INSTRUCTIONS:
1. Transcribe the Agent-RewardBench review below from "Limitations & Future" to "are not assessed.".
2. Continue the Agent-RewardBench review below from where it stops.

Highlights & Insights¶
- "Stronger models ≠ better safety reward models" is the most significant counter-intuitive finding of this paper—implying that safety alignment requires specialized training strategies and cannot simply rely on improvements in general model capabilities.
- The step-level evaluation paradigm is highly practical—it can be directly migrated to reward modeling during LLM reasoning processes (such as process reward model evaluation).
- The three-stage data construction pipeline (multi-model sampling → small-model filtering → human verification) provides a generic paradigm for building high-quality benchmarks.
Limitations & Future Work¶
- Only discriminative reward modeling (selecting the better response) is evaluated, while generative rewards (providing scores or textual feedback) are not assessed.
- The sample size for the safety dimension is small (only 100 samples for Web Safety and 82 for Embodied Safety), which may affect statistical stability.
- The correlation between Agent-RewardBench scores and actual improvement in agent performance remains unverified (i.e., whether a better reward model genuinely translates to a better agent).
- Data sources lean heavily toward English scenarios, and reward evaluation for multilingual agents is not covered.
- Combining multiple weak reward models to obtain better reward signals (ensemble strategies) has not been explored.
- The update mechanism for the benchmark is not discussed—as models advance, the dataset may require periodic updates to maintain differentiation.

PROVIDED DATA:

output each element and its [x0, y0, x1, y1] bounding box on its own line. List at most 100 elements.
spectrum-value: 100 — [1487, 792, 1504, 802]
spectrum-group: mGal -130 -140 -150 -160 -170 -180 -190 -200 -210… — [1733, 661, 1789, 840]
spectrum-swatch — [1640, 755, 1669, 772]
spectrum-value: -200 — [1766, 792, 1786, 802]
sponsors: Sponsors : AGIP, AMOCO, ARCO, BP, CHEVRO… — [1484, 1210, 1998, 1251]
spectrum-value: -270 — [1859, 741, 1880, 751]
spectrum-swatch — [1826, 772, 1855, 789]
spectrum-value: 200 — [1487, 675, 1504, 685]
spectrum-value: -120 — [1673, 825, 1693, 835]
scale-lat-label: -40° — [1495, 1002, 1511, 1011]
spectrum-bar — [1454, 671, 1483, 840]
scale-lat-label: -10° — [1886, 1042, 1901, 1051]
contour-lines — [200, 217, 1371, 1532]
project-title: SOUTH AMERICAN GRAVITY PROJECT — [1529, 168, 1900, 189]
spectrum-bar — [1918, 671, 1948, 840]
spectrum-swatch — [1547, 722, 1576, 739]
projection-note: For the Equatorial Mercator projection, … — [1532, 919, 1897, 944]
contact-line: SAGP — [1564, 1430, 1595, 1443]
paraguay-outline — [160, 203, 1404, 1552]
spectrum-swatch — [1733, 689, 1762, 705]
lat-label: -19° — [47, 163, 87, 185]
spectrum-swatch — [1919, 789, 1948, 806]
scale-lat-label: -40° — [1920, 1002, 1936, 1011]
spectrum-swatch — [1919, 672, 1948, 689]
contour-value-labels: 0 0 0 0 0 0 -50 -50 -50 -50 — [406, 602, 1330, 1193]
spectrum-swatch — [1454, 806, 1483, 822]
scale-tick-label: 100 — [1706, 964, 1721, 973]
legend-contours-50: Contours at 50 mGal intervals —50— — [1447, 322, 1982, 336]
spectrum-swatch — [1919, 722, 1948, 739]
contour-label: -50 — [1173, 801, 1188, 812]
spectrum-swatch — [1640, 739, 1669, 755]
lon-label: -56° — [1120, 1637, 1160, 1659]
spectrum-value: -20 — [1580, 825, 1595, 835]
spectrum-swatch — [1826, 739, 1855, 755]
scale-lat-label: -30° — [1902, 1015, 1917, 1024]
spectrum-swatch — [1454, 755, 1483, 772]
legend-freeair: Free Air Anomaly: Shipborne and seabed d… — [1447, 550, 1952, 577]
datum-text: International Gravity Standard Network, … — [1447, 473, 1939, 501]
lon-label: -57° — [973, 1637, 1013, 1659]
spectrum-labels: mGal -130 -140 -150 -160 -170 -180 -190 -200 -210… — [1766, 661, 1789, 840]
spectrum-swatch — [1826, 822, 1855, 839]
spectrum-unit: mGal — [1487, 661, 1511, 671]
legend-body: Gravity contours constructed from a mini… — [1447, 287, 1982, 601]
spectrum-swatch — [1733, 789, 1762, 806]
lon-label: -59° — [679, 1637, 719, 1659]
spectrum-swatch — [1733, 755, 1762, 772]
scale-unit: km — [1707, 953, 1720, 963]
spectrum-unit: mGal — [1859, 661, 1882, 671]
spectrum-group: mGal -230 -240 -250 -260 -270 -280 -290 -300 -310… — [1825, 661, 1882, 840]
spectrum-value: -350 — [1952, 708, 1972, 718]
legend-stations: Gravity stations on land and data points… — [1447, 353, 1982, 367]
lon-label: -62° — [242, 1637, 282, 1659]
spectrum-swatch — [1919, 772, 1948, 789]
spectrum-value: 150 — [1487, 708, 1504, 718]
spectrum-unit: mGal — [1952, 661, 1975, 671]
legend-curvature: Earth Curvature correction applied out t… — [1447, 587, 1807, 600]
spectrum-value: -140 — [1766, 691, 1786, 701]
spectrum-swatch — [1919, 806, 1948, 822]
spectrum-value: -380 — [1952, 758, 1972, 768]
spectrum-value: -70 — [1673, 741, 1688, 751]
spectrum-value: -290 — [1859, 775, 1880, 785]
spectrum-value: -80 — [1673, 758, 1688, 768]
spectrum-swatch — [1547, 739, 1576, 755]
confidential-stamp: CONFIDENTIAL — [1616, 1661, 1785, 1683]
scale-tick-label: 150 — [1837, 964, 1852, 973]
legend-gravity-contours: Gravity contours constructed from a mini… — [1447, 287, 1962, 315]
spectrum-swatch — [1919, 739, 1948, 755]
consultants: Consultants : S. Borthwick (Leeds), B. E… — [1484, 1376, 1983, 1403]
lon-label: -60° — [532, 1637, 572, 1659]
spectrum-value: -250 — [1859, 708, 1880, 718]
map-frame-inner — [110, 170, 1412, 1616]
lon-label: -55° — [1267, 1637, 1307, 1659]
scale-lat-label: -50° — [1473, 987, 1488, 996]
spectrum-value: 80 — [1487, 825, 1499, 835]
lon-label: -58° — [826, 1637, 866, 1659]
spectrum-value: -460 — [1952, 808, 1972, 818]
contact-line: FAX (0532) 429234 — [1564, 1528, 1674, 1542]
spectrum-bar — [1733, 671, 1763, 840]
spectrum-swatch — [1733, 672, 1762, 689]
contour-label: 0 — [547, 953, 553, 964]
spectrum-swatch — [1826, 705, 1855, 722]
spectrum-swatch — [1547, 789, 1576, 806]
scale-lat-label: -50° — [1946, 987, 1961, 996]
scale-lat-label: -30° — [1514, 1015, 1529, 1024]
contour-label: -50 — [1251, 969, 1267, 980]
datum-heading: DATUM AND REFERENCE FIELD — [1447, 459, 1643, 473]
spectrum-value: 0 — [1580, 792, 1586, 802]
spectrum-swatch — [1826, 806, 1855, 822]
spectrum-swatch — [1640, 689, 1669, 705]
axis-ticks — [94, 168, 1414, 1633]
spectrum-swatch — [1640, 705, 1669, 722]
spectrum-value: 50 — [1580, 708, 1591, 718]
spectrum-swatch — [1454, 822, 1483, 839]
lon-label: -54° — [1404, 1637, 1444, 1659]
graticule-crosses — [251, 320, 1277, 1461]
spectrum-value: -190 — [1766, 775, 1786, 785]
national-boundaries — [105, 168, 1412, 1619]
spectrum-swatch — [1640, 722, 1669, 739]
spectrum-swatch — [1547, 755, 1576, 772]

ANSWERS TO THE EXERCISE:
1.
Limitations & Future Work¶
- Only discriminative reward modeling (selecting the better response) is evaluated, while generative rewards (providing scores or textual feedback) are not assessed.

2.
Related Work & Insights¶
- vs RewardBench (Zhou et al., 2024): RewardBench evaluates chat, math, and retrieval scenarios, whereas Agent-RewardBench focuses on agent scenarios, introducing perception and safety dimensions, along with step-level evaluations.
- vs Mind2Web: Mind2Web evaluates agent planning capabilities. This work converts its data to evaluate reward modeling, shifting the perspective from "agent capability" to "reward model capability."
- vs Differential Prompting for agents: This paper exposes the bottleneck of imitation learning, offering evaluation infrastructure for reward-model-guided agent training.
- The findings of Agent-RewardBench in the safety dimension can guide key future directions for research on agent safety alignment.
Rating¶
- Overall Evaluation: Pioneering work that provides critical evaluation infrastructure for the agent field from an RL perspective, with particularly important findings in the safety dimension.
- Novelty: ⭐⭐⭐⭐⭐ First benchmark focusing on agent reward modeling, filling an important gap.
- Experimental Thoroughness: ⭐⭐⭐⭐ Comprehensive evaluation covering eight models, though the sample size in the safety dimension is small.
- Writing Quality: ⭐⭐⭐⭐ Clear structure with well-articulated motivation.
- Value: ⭐⭐⭐⭐⭐ Provides key evaluation tools for the agent field transitioning from SFT to RL.